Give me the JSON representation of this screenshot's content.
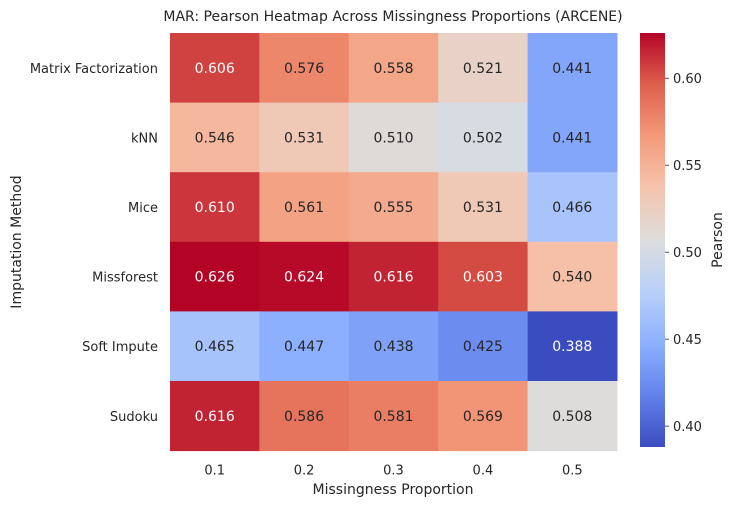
{
  "chart_data": {
    "type": "heatmap",
    "title": "MAR: Pearson Heatmap Across Missingness Proportions (ARCENE)",
    "xlabel": "Missingness Proportion",
    "ylabel": "Imputation Method",
    "x_categories": [
      "0.1",
      "0.2",
      "0.3",
      "0.4",
      "0.5"
    ],
    "y_categories": [
      "Matrix Factorization",
      "kNN",
      "Mice",
      "Missforest",
      "Soft Impute",
      "Sudoku"
    ],
    "values": [
      [
        0.606,
        0.576,
        0.558,
        0.521,
        0.441
      ],
      [
        0.546,
        0.531,
        0.51,
        0.502,
        0.441
      ],
      [
        0.61,
        0.561,
        0.555,
        0.531,
        0.466
      ],
      [
        0.626,
        0.624,
        0.616,
        0.603,
        0.54
      ],
      [
        0.465,
        0.447,
        0.438,
        0.425,
        0.388
      ],
      [
        0.616,
        0.586,
        0.581,
        0.569,
        0.508
      ]
    ],
    "annotation_format": "0.000",
    "colormap": "coolwarm",
    "vmin": 0.388,
    "vmax": 0.626,
    "colorbar": {
      "label": "Pearson",
      "ticks": [
        0.4,
        0.45,
        0.5,
        0.55,
        0.6
      ],
      "tick_labels": [
        "0.40",
        "0.45",
        "0.50",
        "0.55",
        "0.60"
      ]
    },
    "grid": false
  }
}
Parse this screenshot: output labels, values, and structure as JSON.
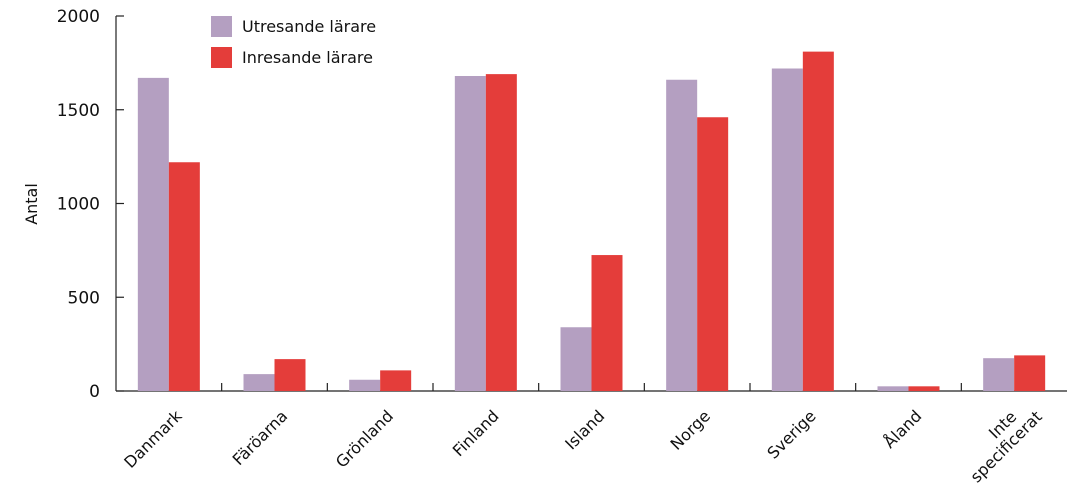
{
  "chart_data": {
    "type": "bar",
    "title": "",
    "xlabel": "",
    "ylabel": "Antal",
    "ylim": [
      0,
      2000
    ],
    "yticks": [
      0,
      500,
      1000,
      1500,
      2000
    ],
    "categories": [
      "Danmark",
      "Färöarna",
      "Grönland",
      "Finland",
      "Island",
      "Norge",
      "Sverige",
      "Åland",
      "Inte specificerat"
    ],
    "series": [
      {
        "name": "Utresande lärare",
        "color": "#b49fc1",
        "values": [
          1670,
          90,
          60,
          1680,
          340,
          1660,
          1720,
          25,
          175
        ]
      },
      {
        "name": "Inresande lärare",
        "color": "#e43d3a",
        "values": [
          1220,
          170,
          110,
          1690,
          725,
          1460,
          1810,
          25,
          190
        ]
      }
    ],
    "legend_position": "top-left",
    "grid": false
  }
}
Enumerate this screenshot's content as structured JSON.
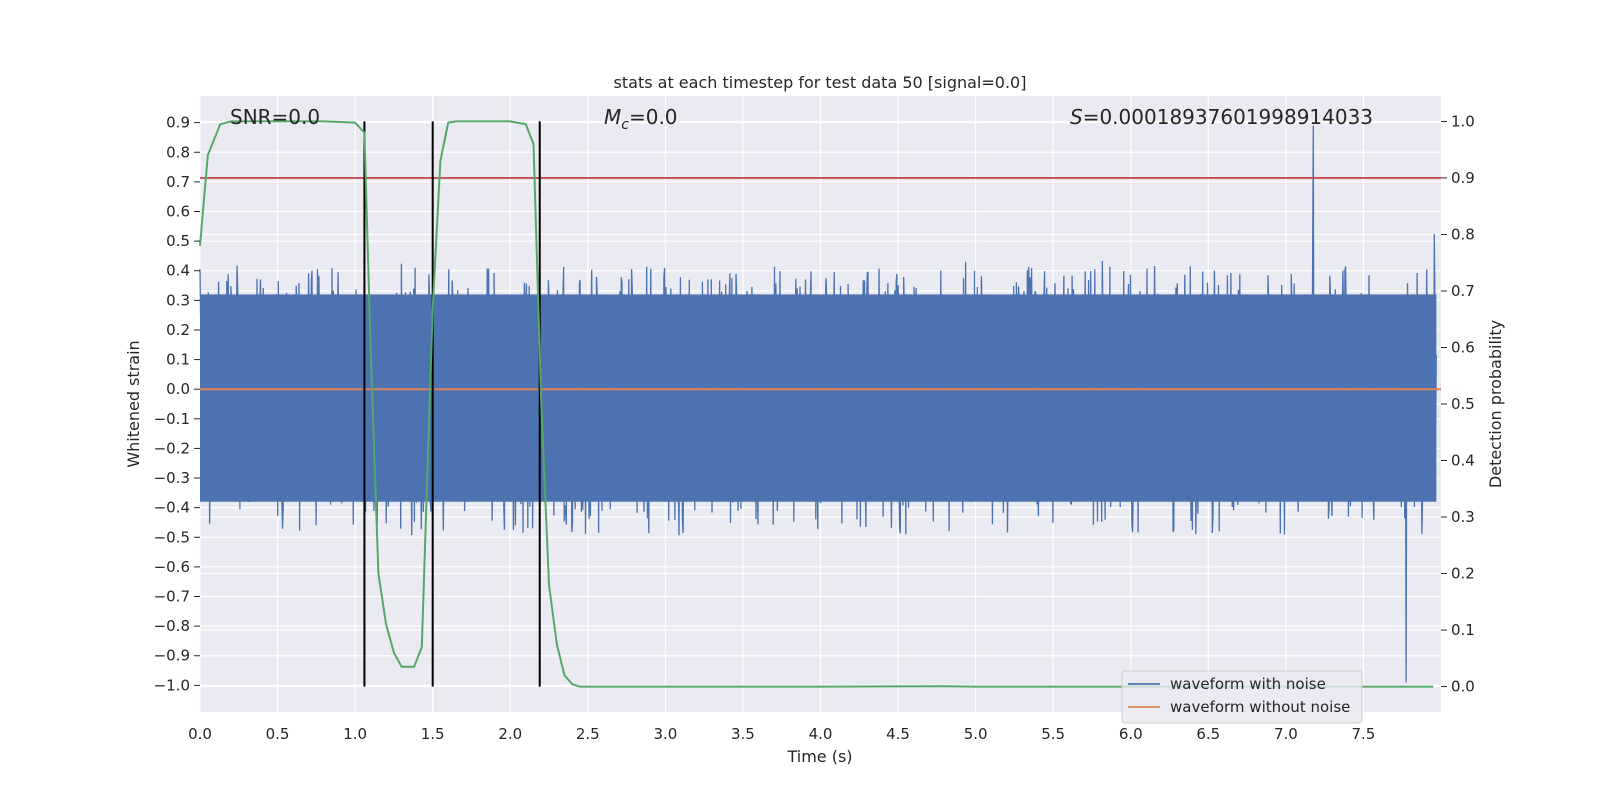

§ **Directions for this task**
Scan the lines above for "Pearson", then copy every one that has it.

§ **Result below**
    "title": "MAR: Pearson Heatmap Across Missingness Proportions (ARCENE)",
      "label": "Pearson",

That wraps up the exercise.